[Stored items from a collection]
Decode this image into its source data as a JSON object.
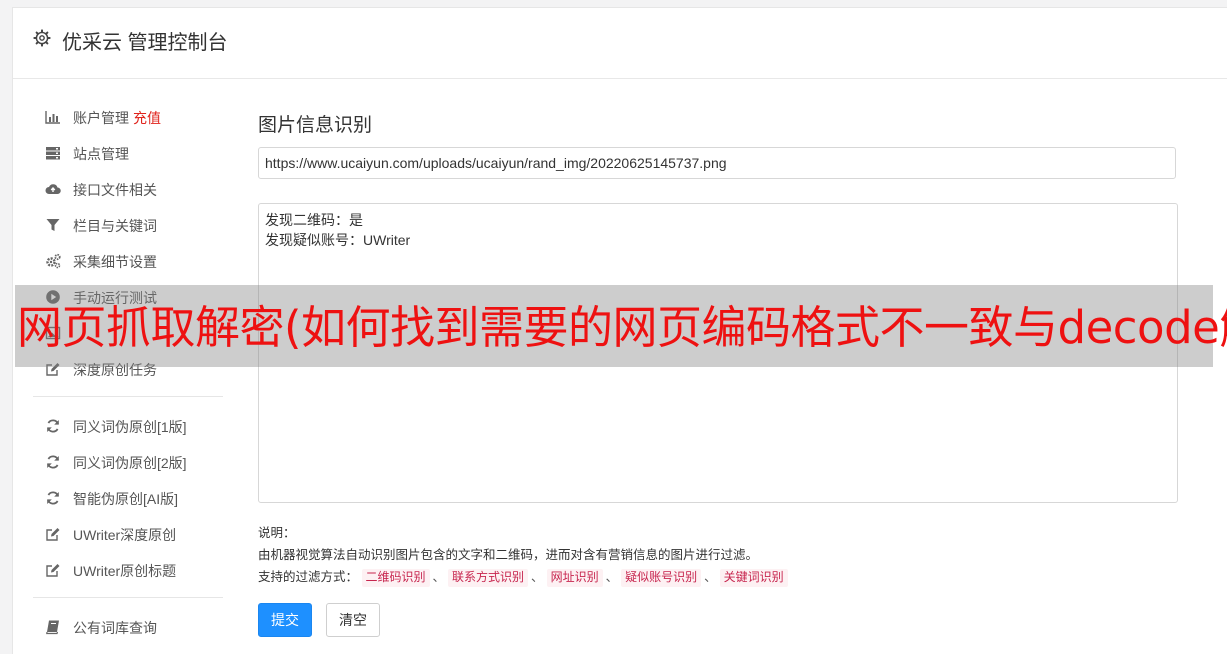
{
  "header": {
    "title": "优采云 管理控制台"
  },
  "sidebar": {
    "items": [
      {
        "label": "账户管理",
        "extra": "充值",
        "icon": "bar-chart-icon"
      },
      {
        "label": "站点管理",
        "icon": "server-icon"
      },
      {
        "label": "接口文件相关",
        "icon": "cloud-upload-icon"
      },
      {
        "label": "栏目与关键词",
        "icon": "filter-icon"
      },
      {
        "label": "采集细节设置",
        "icon": "gears-icon"
      },
      {
        "label": "手动运行测试",
        "icon": "play-circle-icon"
      },
      {
        "label": "",
        "icon": "image-icon"
      },
      {
        "label": "深度原创任务",
        "icon": "edit-icon"
      },
      {
        "label": "同义词伪原创[1版]",
        "icon": "refresh-icon"
      },
      {
        "label": "同义词伪原创[2版]",
        "icon": "refresh-icon"
      },
      {
        "label": "智能伪原创[AI版]",
        "icon": "refresh-icon"
      },
      {
        "label": "UWriter深度原创",
        "icon": "edit-icon"
      },
      {
        "label": "UWriter原创标题",
        "icon": "edit-icon"
      },
      {
        "label": "公有词库查询",
        "icon": "book-icon"
      }
    ]
  },
  "main": {
    "section_title": "图片信息识别",
    "url_value": "https://www.ucaiyun.com/uploads/ucaiyun/rand_img/20220625145737.png",
    "result_lines": [
      "发现二维码：是",
      "发现疑似账号：UWriter"
    ],
    "notes": {
      "label": "说明：",
      "description": "由机器视觉算法自动识别图片包含的文字和二维码，进而对含有营销信息的图片进行过滤。",
      "filter_label": "支持的过滤方式：",
      "filters": [
        "二维码识别",
        "联系方式识别",
        "网址识别",
        "疑似账号识别",
        "关键词识别"
      ],
      "separator": "、"
    },
    "submit_label": "提交",
    "clear_label": "清空"
  },
  "overlay": {
    "text": "网页抓取解密(如何找到需要的网页编码格式不一致与decode解"
  },
  "colors": {
    "primary": "#1e90ff",
    "accent_red": "#e0231c",
    "overlay_text": "#ee1111"
  }
}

**WRITTEN TASK**
Extract the entries in full, exactly as they are, minus the pictures.

**THE OUTPUT**
Decode this image into its source data as a JSON object.
{
  "header": {
    "title": "优采云 管理控制台"
  },
  "sidebar": {
    "items": [
      {
        "label": "账户管理",
        "extra": "充值",
        "icon": "bar-chart-icon"
      },
      {
        "label": "站点管理",
        "icon": "server-icon"
      },
      {
        "label": "接口文件相关",
        "icon": "cloud-upload-icon"
      },
      {
        "label": "栏目与关键词",
        "icon": "filter-icon"
      },
      {
        "label": "采集细节设置",
        "icon": "gears-icon"
      },
      {
        "label": "手动运行测试",
        "icon": "play-circle-icon"
      },
      {
        "label": "",
        "icon": "image-icon"
      },
      {
        "label": "深度原创任务",
        "icon": "edit-icon"
      },
      {
        "label": "同义词伪原创[1版]",
        "icon": "refresh-icon"
      },
      {
        "label": "同义词伪原创[2版]",
        "icon": "refresh-icon"
      },
      {
        "label": "智能伪原创[AI版]",
        "icon": "refresh-icon"
      },
      {
        "label": "UWriter深度原创",
        "icon": "edit-icon"
      },
      {
        "label": "UWriter原创标题",
        "icon": "edit-icon"
      },
      {
        "label": "公有词库查询",
        "icon": "book-icon"
      }
    ]
  },
  "main": {
    "section_title": "图片信息识别",
    "url_value": "https://www.ucaiyun.com/uploads/ucaiyun/rand_img/20220625145737.png",
    "result_lines": [
      "发现二维码：是",
      "发现疑似账号：UWriter"
    ],
    "notes": {
      "label": "说明：",
      "description": "由机器视觉算法自动识别图片包含的文字和二维码，进而对含有营销信息的图片进行过滤。",
      "filter_label": "支持的过滤方式：",
      "filters": [
        "二维码识别",
        "联系方式识别",
        "网址识别",
        "疑似账号识别",
        "关键词识别"
      ],
      "separator": "、"
    },
    "submit_label": "提交",
    "clear_label": "清空"
  },
  "overlay": {
    "text": "网页抓取解密(如何找到需要的网页编码格式不一致与decode解"
  },
  "colors": {
    "primary": "#1e90ff",
    "accent_red": "#e0231c",
    "overlay_text": "#ee1111"
  }
}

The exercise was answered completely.